* _Exercise details_:
In the data below, find every line that has the string "JSON", and copy it.

Figure dataset records

>> begin

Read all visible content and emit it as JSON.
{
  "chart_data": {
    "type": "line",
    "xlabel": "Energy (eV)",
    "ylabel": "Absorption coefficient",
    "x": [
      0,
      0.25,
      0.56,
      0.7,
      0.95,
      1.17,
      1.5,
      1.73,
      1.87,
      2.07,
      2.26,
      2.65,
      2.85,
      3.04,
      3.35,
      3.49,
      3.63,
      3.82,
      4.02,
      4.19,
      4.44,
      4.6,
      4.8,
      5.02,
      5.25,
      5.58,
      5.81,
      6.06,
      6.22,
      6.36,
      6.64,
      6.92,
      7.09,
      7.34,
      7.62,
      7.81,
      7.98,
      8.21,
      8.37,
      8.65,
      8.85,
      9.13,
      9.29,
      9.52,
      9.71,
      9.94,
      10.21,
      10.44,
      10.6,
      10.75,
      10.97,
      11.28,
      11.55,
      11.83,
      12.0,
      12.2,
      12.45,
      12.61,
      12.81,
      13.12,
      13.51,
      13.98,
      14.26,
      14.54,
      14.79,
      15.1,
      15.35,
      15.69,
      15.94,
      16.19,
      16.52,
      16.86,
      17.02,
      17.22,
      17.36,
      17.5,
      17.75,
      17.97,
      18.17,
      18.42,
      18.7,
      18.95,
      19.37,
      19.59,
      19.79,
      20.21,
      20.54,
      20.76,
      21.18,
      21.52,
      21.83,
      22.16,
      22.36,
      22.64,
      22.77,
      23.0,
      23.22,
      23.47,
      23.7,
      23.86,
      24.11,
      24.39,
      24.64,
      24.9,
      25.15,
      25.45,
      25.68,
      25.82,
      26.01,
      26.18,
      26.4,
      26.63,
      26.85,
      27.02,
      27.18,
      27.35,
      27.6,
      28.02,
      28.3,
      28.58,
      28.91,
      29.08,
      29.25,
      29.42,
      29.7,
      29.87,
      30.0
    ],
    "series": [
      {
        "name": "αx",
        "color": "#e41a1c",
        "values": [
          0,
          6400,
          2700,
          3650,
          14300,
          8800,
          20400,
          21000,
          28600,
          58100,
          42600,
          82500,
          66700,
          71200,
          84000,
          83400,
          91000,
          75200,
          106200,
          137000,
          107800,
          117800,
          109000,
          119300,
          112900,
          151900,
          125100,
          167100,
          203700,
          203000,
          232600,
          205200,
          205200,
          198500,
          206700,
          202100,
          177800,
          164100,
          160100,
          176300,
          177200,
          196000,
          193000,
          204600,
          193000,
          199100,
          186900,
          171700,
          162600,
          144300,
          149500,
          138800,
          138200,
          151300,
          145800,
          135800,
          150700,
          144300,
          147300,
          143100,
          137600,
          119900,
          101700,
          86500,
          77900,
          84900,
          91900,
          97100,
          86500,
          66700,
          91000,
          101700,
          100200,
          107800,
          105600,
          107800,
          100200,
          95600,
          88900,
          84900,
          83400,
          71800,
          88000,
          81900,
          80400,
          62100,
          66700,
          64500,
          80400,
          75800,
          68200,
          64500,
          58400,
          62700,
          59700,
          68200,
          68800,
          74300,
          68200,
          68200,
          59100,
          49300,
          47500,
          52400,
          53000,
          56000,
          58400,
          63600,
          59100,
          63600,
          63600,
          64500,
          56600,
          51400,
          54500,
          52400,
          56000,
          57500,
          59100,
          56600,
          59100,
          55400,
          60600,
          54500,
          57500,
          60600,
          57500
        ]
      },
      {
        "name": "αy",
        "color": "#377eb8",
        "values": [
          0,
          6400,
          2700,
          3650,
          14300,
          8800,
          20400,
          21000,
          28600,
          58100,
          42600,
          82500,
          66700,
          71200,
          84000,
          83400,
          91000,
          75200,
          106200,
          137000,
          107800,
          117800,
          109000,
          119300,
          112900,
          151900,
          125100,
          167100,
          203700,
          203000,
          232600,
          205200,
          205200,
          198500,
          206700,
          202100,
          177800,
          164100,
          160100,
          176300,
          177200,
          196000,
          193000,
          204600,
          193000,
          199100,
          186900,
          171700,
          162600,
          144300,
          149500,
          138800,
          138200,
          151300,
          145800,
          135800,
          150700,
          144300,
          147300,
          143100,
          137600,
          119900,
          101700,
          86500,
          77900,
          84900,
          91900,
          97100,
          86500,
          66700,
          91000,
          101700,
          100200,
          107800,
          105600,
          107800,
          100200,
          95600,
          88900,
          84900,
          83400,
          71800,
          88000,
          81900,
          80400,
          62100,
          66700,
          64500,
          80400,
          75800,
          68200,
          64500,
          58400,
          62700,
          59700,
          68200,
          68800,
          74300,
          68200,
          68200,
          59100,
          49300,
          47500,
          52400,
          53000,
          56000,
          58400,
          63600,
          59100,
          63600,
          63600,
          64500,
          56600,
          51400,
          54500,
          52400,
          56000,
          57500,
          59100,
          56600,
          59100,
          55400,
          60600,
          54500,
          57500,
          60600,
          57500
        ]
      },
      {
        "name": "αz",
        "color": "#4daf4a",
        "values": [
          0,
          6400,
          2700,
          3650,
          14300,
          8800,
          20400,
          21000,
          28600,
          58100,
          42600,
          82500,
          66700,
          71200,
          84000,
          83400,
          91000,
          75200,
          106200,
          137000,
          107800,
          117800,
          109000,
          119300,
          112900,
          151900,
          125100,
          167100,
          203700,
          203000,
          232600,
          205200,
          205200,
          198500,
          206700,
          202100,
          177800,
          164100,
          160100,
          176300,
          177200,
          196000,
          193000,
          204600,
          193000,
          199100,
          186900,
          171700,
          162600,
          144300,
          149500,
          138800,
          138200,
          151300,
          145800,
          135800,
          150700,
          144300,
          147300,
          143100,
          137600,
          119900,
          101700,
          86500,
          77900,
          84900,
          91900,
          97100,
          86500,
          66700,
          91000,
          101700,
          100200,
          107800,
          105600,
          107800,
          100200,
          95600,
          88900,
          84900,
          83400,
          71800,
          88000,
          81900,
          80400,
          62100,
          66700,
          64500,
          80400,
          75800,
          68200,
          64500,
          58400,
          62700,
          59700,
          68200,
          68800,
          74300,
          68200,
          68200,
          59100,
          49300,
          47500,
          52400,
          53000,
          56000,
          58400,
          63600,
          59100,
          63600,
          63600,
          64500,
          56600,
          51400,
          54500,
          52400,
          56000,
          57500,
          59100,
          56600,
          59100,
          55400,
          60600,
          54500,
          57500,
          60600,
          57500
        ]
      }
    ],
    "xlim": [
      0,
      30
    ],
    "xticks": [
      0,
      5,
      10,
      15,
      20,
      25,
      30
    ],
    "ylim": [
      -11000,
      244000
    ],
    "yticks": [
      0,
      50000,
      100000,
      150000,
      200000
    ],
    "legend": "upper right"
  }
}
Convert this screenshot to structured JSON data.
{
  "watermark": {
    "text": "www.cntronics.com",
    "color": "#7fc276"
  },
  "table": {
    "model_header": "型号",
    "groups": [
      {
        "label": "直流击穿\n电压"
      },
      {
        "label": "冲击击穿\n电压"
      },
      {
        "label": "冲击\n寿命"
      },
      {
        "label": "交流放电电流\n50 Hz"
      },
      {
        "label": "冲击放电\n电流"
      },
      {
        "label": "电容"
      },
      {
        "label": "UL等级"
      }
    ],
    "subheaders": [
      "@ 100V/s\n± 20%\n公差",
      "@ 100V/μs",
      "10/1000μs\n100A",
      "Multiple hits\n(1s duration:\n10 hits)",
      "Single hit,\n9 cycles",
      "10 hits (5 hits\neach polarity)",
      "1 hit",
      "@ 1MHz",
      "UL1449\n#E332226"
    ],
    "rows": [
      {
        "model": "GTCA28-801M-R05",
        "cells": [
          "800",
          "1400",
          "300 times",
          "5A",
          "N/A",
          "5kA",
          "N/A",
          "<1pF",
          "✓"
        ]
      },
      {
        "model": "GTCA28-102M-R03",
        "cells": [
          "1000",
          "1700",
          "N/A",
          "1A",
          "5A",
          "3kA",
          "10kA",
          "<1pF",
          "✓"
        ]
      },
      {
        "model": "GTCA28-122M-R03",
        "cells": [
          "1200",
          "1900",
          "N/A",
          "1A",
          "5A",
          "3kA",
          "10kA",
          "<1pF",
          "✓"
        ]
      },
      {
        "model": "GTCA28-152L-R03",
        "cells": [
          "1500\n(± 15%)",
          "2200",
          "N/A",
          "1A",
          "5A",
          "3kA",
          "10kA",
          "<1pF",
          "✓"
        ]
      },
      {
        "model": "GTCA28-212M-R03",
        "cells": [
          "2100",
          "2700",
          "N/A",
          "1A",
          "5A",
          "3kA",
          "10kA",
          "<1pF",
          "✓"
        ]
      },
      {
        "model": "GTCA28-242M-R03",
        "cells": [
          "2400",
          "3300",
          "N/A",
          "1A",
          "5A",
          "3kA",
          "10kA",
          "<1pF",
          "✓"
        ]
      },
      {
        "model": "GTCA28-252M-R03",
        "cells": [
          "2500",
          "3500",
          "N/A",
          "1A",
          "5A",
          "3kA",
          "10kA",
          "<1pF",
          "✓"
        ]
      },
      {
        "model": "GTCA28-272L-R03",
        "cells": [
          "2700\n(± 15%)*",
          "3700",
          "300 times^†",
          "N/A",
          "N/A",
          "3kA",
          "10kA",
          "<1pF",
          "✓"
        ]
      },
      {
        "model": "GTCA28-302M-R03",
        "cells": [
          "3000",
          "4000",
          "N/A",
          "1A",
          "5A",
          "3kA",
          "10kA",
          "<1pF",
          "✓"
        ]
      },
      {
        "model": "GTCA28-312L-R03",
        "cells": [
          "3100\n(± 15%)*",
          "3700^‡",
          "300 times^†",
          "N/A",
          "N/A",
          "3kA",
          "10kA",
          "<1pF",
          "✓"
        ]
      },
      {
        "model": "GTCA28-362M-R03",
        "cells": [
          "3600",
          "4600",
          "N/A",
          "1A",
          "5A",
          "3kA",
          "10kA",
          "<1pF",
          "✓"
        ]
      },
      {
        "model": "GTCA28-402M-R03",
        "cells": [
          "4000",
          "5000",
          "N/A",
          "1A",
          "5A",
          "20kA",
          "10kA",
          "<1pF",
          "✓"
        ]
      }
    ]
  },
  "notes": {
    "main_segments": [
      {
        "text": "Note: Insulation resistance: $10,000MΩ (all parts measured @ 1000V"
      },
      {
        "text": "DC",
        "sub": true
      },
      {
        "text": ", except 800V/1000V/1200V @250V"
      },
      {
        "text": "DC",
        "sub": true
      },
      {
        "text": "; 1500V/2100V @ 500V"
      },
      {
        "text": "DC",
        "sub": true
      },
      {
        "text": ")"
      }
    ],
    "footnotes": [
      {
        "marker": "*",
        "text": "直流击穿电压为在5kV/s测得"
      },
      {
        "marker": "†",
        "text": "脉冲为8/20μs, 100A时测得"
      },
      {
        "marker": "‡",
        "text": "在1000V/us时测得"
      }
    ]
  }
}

>> end

* _In response_:
Read all visible content and emit it as JSON.
Convert this screenshot to structured JSON data.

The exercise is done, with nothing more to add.